**Given instruction**: In the records below, find the line with "Output a JSON" and repeat it and every line after it, exactly, without any pictures.

A block of data:

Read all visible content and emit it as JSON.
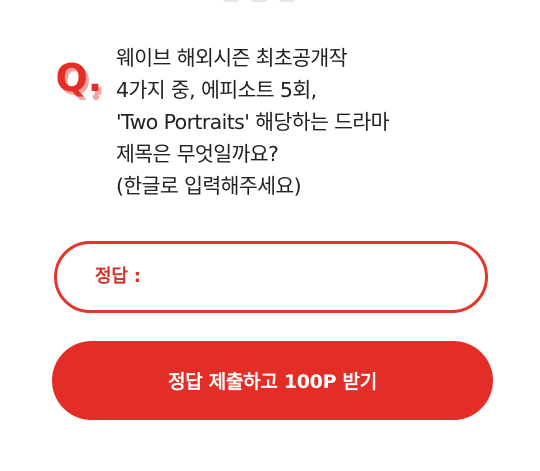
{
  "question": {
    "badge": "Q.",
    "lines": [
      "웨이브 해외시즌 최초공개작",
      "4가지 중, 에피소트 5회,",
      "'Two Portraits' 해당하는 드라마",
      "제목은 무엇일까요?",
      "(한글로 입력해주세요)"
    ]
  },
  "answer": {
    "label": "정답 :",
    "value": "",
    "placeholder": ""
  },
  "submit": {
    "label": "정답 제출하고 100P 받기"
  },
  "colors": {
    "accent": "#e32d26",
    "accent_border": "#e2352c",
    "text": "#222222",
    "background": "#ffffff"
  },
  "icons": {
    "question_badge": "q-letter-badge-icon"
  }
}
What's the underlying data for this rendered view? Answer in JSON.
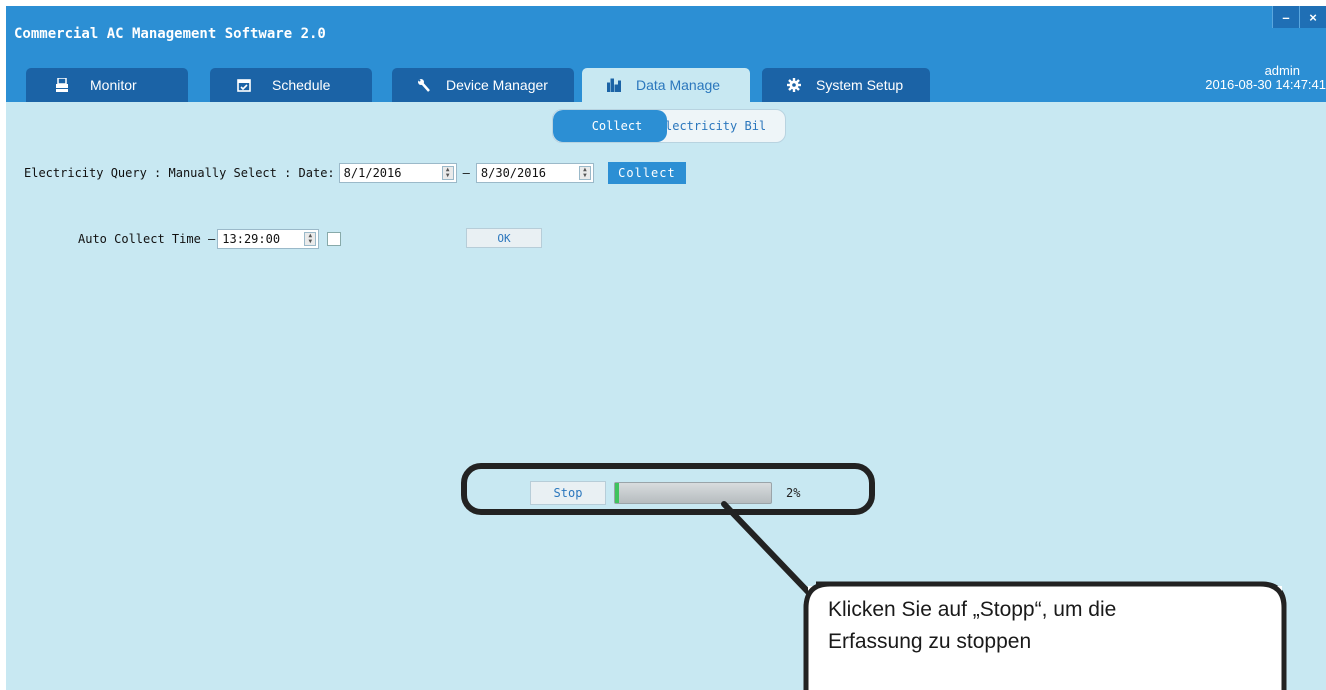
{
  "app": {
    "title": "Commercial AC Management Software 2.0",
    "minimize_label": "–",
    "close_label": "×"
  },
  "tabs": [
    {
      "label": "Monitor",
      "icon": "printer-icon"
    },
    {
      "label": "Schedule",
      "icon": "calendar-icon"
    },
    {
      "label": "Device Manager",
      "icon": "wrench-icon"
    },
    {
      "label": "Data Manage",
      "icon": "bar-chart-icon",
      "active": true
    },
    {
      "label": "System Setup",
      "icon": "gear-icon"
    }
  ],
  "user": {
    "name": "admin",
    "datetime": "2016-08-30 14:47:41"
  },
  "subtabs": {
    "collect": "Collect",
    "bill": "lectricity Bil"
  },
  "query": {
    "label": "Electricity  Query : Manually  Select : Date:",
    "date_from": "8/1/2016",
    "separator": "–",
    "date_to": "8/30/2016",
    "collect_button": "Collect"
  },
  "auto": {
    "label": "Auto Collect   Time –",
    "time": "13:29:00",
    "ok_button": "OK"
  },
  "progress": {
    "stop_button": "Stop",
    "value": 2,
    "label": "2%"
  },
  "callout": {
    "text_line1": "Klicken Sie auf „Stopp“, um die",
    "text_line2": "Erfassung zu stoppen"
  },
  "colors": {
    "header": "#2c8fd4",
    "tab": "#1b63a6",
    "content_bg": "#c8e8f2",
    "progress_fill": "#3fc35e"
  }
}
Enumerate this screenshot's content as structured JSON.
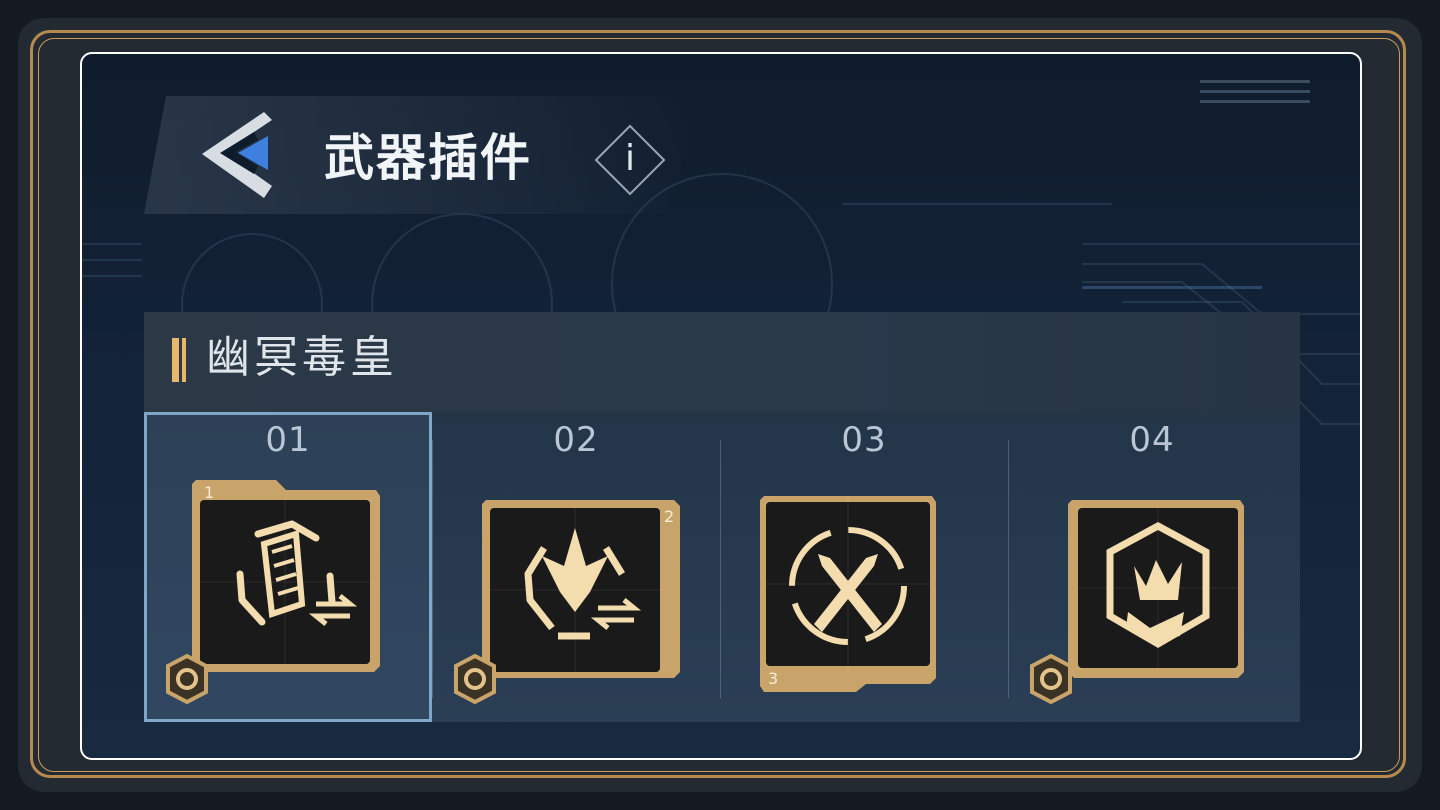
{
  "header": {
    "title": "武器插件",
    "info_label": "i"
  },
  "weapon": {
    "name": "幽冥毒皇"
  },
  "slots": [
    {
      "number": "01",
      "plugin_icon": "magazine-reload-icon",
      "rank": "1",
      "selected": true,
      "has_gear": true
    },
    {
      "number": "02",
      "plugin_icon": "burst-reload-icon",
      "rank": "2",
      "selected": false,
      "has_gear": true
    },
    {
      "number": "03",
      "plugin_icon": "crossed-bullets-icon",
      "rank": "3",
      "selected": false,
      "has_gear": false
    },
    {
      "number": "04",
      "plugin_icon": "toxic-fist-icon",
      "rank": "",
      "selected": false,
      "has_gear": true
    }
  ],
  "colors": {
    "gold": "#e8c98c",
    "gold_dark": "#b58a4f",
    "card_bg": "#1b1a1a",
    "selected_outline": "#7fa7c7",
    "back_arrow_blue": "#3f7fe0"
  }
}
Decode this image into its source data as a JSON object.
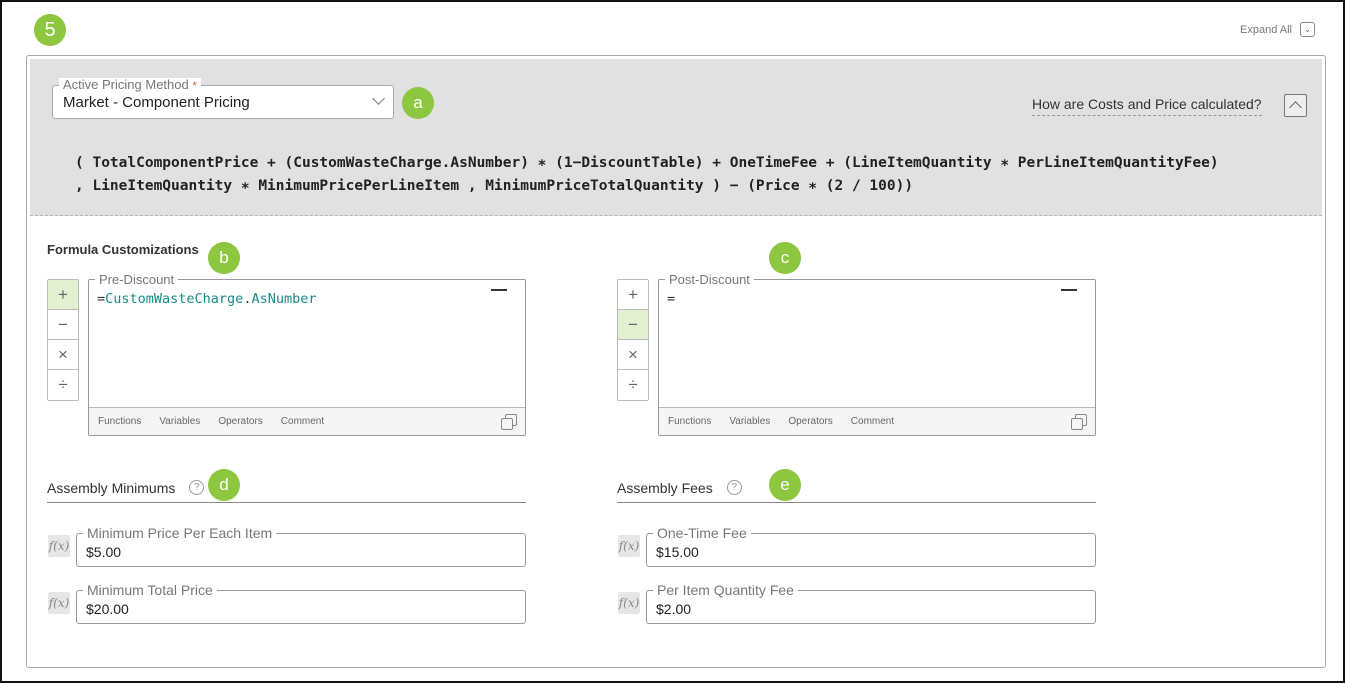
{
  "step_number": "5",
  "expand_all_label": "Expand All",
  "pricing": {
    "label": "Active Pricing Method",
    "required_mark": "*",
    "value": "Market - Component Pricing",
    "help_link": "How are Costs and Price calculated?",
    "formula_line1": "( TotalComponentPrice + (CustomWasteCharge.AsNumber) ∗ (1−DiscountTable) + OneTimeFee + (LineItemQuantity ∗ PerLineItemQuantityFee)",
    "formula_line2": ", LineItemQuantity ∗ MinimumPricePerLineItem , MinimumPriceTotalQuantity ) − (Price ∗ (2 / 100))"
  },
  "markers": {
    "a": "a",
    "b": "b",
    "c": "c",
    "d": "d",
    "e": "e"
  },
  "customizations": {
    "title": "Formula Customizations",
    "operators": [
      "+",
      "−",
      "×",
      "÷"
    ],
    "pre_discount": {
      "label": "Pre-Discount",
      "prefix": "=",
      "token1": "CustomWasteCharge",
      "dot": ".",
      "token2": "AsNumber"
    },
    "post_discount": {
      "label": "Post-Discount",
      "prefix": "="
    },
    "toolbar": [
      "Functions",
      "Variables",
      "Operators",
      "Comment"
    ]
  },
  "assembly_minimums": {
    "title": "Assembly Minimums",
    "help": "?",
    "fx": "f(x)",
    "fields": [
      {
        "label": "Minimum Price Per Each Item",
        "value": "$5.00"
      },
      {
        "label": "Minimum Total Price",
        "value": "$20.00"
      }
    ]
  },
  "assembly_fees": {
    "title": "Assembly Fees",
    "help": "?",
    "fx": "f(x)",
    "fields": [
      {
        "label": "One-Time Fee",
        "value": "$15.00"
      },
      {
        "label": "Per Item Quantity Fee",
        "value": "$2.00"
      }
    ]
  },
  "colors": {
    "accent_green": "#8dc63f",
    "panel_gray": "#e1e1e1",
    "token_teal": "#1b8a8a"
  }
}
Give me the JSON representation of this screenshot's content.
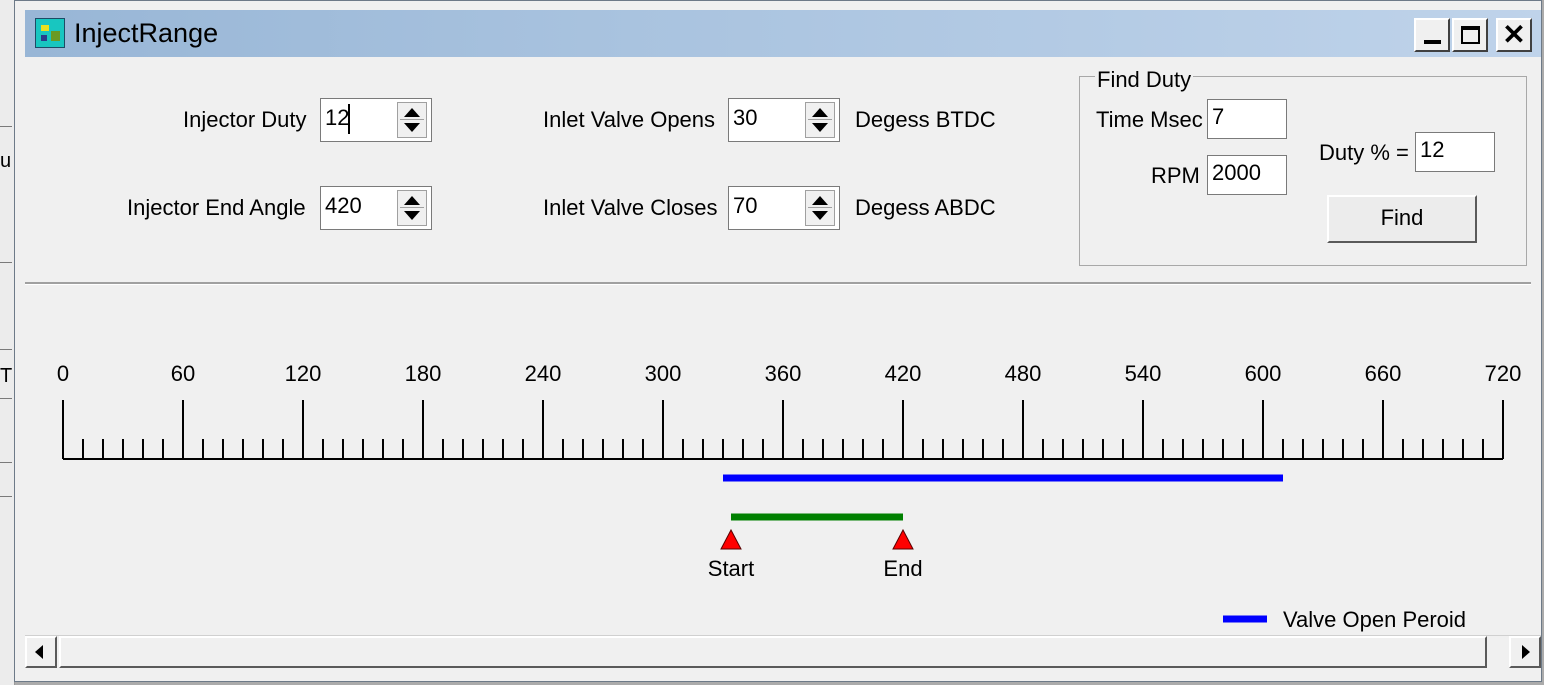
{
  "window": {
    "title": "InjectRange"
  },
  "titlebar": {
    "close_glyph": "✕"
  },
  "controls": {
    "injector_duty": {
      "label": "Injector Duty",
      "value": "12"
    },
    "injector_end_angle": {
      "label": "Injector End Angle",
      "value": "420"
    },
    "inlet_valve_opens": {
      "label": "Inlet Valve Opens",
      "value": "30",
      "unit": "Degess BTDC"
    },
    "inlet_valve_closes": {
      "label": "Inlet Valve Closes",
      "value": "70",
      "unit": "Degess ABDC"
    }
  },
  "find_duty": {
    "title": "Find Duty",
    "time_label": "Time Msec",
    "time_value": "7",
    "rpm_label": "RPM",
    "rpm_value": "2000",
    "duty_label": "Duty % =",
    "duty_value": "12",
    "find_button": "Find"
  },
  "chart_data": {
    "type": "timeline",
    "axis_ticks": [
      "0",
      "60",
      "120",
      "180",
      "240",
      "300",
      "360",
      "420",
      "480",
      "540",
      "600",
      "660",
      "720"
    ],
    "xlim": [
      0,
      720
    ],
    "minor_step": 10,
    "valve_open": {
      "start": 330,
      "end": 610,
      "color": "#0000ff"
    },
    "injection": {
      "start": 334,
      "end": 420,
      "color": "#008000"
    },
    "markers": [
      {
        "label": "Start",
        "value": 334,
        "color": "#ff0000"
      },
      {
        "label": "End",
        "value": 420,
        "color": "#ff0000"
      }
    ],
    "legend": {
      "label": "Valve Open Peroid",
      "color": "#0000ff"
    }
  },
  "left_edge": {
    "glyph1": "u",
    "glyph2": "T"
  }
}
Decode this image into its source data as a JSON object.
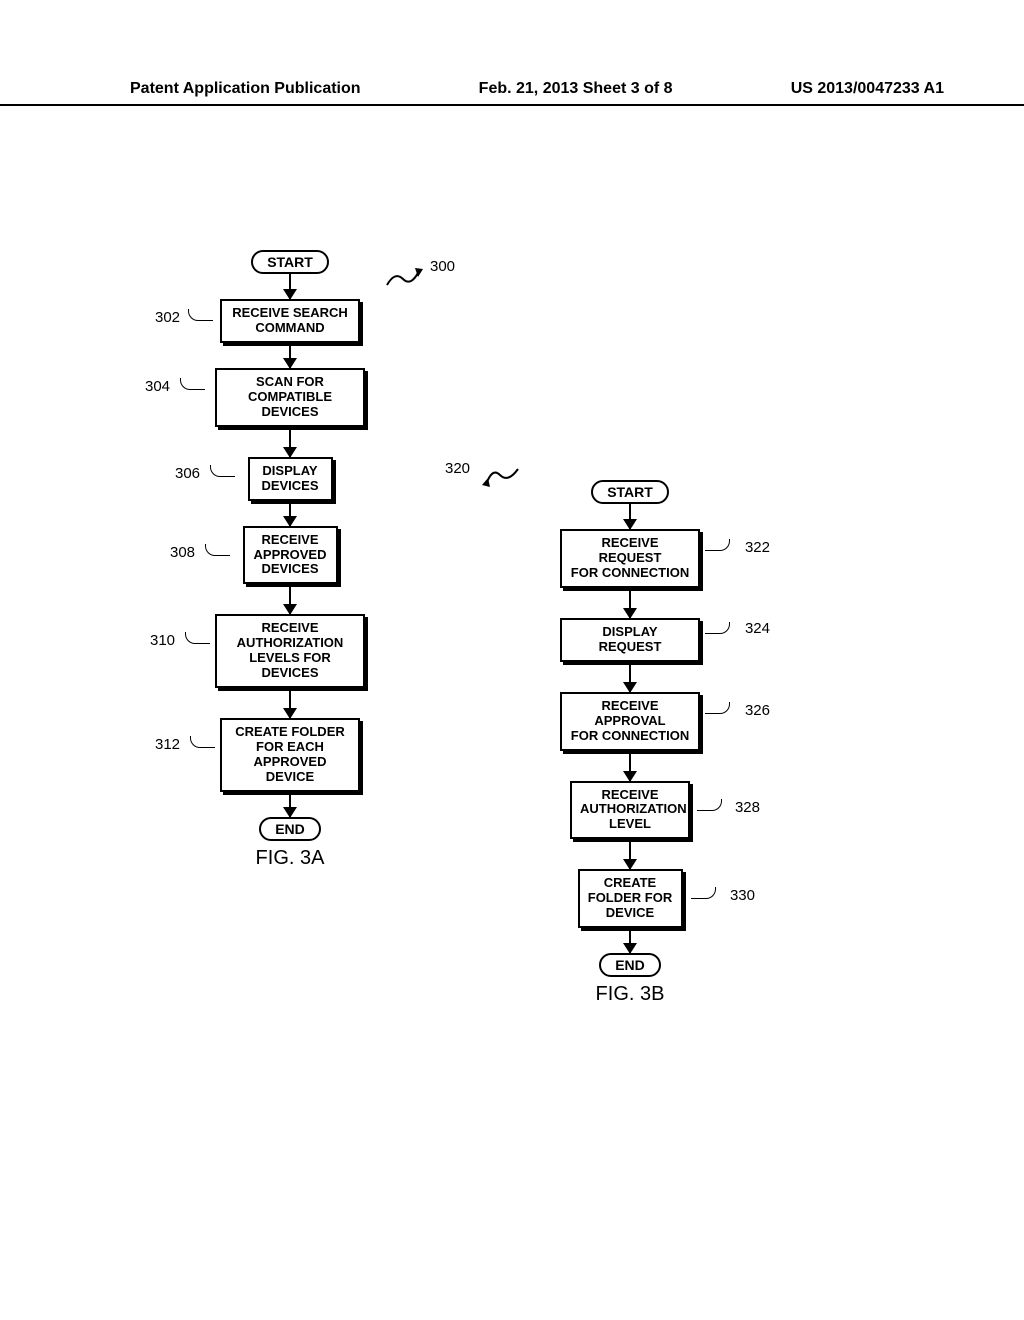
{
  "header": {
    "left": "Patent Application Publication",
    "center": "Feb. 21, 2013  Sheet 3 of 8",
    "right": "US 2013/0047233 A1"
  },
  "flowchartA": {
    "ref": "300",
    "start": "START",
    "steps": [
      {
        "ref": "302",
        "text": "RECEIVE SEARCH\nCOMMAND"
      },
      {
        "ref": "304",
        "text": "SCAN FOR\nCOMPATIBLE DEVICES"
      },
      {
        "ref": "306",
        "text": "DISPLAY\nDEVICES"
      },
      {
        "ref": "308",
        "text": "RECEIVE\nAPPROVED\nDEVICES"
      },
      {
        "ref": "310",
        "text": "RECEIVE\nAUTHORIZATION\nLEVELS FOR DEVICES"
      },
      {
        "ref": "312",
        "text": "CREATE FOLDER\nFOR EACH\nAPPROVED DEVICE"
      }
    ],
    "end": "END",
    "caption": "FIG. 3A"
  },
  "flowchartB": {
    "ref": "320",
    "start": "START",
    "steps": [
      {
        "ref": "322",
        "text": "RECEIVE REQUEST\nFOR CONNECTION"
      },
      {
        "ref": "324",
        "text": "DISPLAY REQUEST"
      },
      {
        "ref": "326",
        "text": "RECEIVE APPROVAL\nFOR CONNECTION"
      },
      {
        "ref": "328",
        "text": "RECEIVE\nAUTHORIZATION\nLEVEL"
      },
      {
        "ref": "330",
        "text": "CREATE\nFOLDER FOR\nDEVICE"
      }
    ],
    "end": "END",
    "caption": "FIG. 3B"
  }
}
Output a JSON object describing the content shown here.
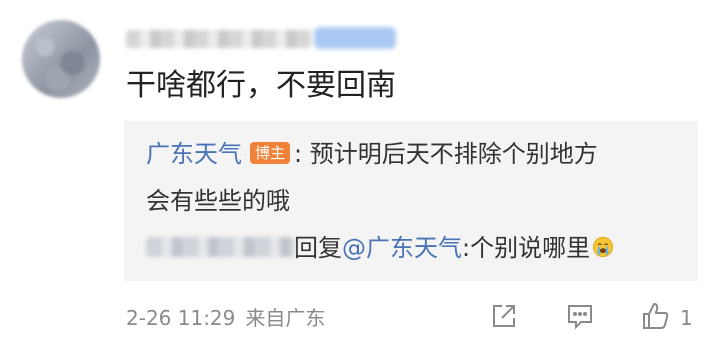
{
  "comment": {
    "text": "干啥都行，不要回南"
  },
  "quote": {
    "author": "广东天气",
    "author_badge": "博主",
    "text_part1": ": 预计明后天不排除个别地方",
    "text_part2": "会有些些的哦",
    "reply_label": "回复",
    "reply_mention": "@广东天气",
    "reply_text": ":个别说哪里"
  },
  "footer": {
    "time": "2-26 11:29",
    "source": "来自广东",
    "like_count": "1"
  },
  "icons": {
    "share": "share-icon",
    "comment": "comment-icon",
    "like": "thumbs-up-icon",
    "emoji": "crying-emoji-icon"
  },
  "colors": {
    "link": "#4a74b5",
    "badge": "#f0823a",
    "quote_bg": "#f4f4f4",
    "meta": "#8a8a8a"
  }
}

**Problem solution**:
Output a JSON object describing the content shown here.
{
  "comment": {
    "text": "干啥都行，不要回南"
  },
  "quote": {
    "author": "广东天气",
    "author_badge": "博主",
    "text_part1": ": 预计明后天不排除个别地方",
    "text_part2": "会有些些的哦",
    "reply_label": "回复",
    "reply_mention": "@广东天气",
    "reply_text": ":个别说哪里"
  },
  "footer": {
    "time": "2-26 11:29",
    "source": "来自广东",
    "like_count": "1"
  },
  "icons": {
    "share": "share-icon",
    "comment": "comment-icon",
    "like": "thumbs-up-icon",
    "emoji": "crying-emoji-icon"
  },
  "colors": {
    "link": "#4a74b5",
    "badge": "#f0823a",
    "quote_bg": "#f4f4f4",
    "meta": "#8a8a8a"
  }
}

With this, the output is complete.